*THE PROBLEM*:
Scan the records for the string "услуги"; copy each line where it occurs.

[begin SUPPLIED RECORDS]

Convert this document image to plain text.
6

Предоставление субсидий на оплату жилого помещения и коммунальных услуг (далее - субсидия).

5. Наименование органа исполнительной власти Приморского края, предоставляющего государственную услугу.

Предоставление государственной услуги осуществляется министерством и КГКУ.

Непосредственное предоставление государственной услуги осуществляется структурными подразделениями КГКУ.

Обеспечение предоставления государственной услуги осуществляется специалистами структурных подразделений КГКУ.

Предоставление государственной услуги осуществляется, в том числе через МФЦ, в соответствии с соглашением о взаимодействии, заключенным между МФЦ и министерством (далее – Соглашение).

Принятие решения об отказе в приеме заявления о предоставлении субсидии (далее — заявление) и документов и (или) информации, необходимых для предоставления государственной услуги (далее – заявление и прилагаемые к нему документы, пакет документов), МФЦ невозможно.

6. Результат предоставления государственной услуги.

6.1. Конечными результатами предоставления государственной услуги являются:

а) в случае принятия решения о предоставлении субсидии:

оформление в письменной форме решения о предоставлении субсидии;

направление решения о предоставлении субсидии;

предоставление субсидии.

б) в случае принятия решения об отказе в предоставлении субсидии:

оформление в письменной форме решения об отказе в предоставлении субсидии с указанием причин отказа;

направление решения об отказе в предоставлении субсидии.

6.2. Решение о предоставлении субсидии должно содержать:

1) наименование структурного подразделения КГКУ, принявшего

[end SUPPLIED RECORDS]

*OUTPUT FOR THIS EXERCISE*:
Предоставление государственной услуги осуществляется министерством и КГКУ.
Непосредственное предоставление государственной услуги осуществляется структурными подразделениями КГКУ.
Обеспечение предоставления государственной услуги осуществляется специалистами структурных подразделений КГКУ.
Предоставление государственной услуги осуществляется, в том числе через МФЦ, в соответствии с соглашением о взаимодействии, заключенным между МФЦ и министерством (далее – Соглашение).
Принятие решения об отказе в приеме заявления о предоставлении субсидии (далее — заявление) и документов и (или) информации, необходимых для предоставления государственной услуги (далее – заявление и прилагаемые к нему документы, пакет документов), МФЦ невозможно.
6. Результат предоставления государственной услуги.
6.1. Конечными результатами предоставления государственной услуги являются:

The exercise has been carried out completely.